───── INFORMATION GIVEN

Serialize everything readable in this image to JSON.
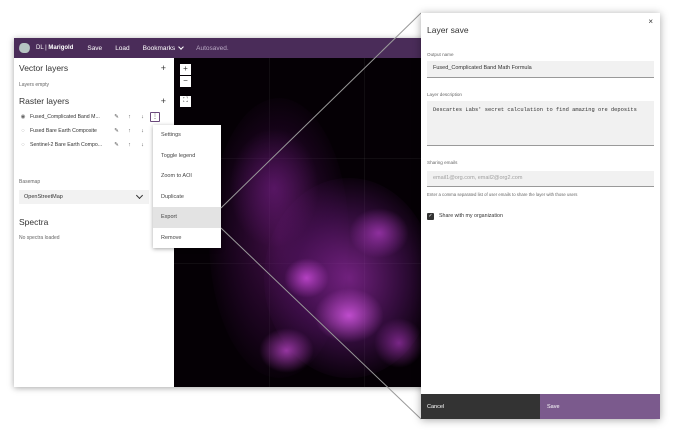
{
  "topbar": {
    "brand_prefix": "DL",
    "brand_separator": "|",
    "brand_name": "Marigold",
    "save_label": "Save",
    "load_label": "Load",
    "bookmarks_label": "Bookmarks",
    "status": "Autosaved."
  },
  "sidebar": {
    "vector_title": "Vector layers",
    "vector_empty": "Layers empty",
    "raster_title": "Raster layers",
    "raster_layers": [
      {
        "name": "Fused_Complicated Band M..."
      },
      {
        "name": "Fused Bare Earth Composite"
      },
      {
        "name": "Sentinel-2 Bare Earth Compo..."
      }
    ],
    "basemap_label": "Basemap",
    "basemap_value": "OpenStreetMap",
    "spectra_title": "Spectra",
    "spectra_empty": "No spectra loaded",
    "plus_symbol": "+"
  },
  "map": {
    "zoom_in": "+",
    "zoom_out": "−"
  },
  "context_menu": {
    "items": [
      "Settings",
      "Toggle legend",
      "Zoom to AOI",
      "Duplicate",
      "Export",
      "Remove"
    ],
    "active_item": "Export"
  },
  "dialog": {
    "title": "Layer save",
    "close_symbol": "×",
    "output_name_label": "Output name",
    "output_name_value": "Fused_Complicated Band Math Formula",
    "description_label": "Layer description",
    "description_value": "Descartes Labs' secret calculation to find amazing ore deposits",
    "emails_label": "Sharing emails",
    "emails_placeholder": "email1@org.com, email2@org2.com",
    "emails_hint": "Enter a comma separated list of user emails to share the layer with those users",
    "share_org_label": "Share with my organization",
    "share_org_checked": true,
    "cancel_label": "Cancel",
    "save_label": "Save"
  },
  "colors": {
    "topbar": "#4a2c59",
    "save_button": "#7b5a8d",
    "cancel_button": "#333333",
    "map_background": "#050005",
    "imagery_magenta": "#b43cc8"
  }
}
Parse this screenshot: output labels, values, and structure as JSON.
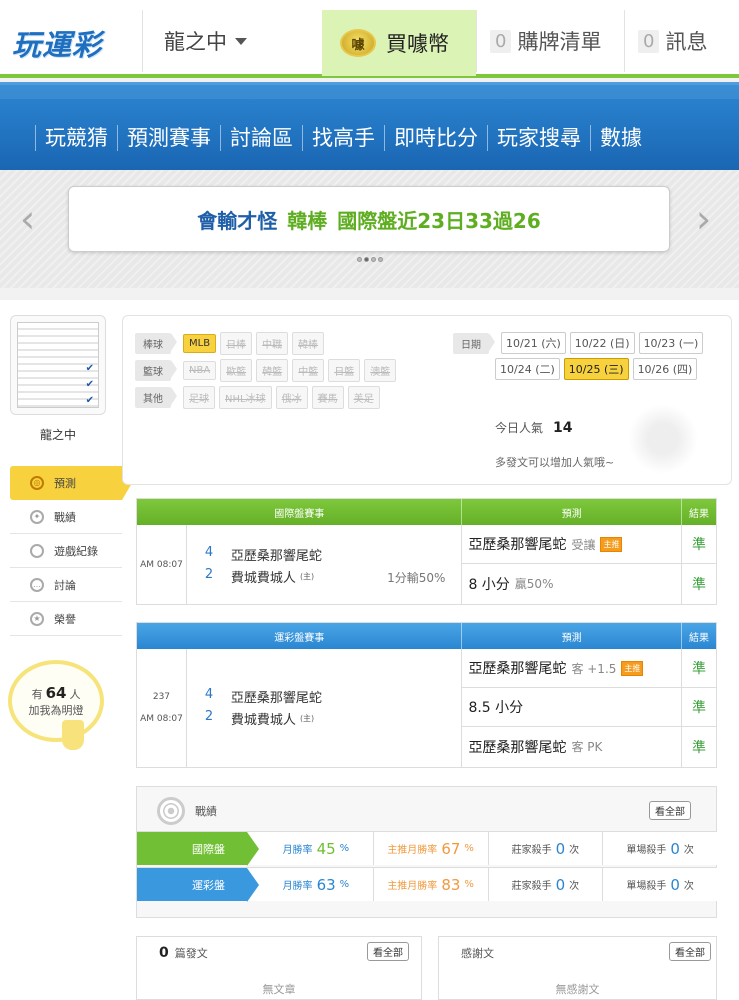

──────────

» **DIRECTIVE**
Quote the data exactly, leaving every image out of the copy.

» **PROBLEM SOLUTION**
Serialize everything readable in this image to JSON.
{
  "topbar": {
    "brand_prefix": "DL",
    "brand_separator": "|",
    "brand_name": "Marigold",
    "save_label": "Save",
    "load_label": "Load",
    "bookmarks_label": "Bookmarks",
    "status": "Autosaved."
  },
  "sidebar": {
    "vector_title": "Vector layers",
    "vector_empty": "Layers empty",
    "raster_title": "Raster layers",
    "raster_layers": [
      {
        "name": "Fused_Complicated Band M..."
      },
      {
        "name": "Fused Bare Earth Composite"
      },
      {
        "name": "Sentinel-2 Bare Earth Compo..."
      }
    ],
    "basemap_label": "Basemap",
    "basemap_value": "OpenStreetMap",
    "spectra_title": "Spectra",
    "spectra_empty": "No spectra loaded",
    "plus_symbol": "+"
  },
  "map": {
    "zoom_in": "+",
    "zoom_out": "−"
  },
  "context_menu": {
    "items": [
      "Settings",
      "Toggle legend",
      "Zoom to AOI",
      "Duplicate",
      "Export",
      "Remove"
    ],
    "active_item": "Export"
  },
  "dialog": {
    "title": "Layer save",
    "close_symbol": "×",
    "output_name_label": "Output name",
    "output_name_value": "Fused_Complicated Band Math Formula",
    "description_label": "Layer description",
    "description_value": "Descartes Labs' secret calculation to find amazing ore deposits",
    "emails_label": "Sharing emails",
    "emails_placeholder": "email1@org.com, email2@org2.com",
    "emails_hint": "Enter a comma separated list of user emails to share the layer with those users",
    "share_org_label": "Share with my organization",
    "share_org_checked": true,
    "cancel_label": "Cancel",
    "save_label": "Save"
  },
  "colors": {
    "topbar": "#4a2c59",
    "save_button": "#7b5a8d",
    "cancel_button": "#333333",
    "map_background": "#050005",
    "imagery_magenta": "#b43cc8"
  }
}
Parse this screenshot: output labels, values, and structure as JSON.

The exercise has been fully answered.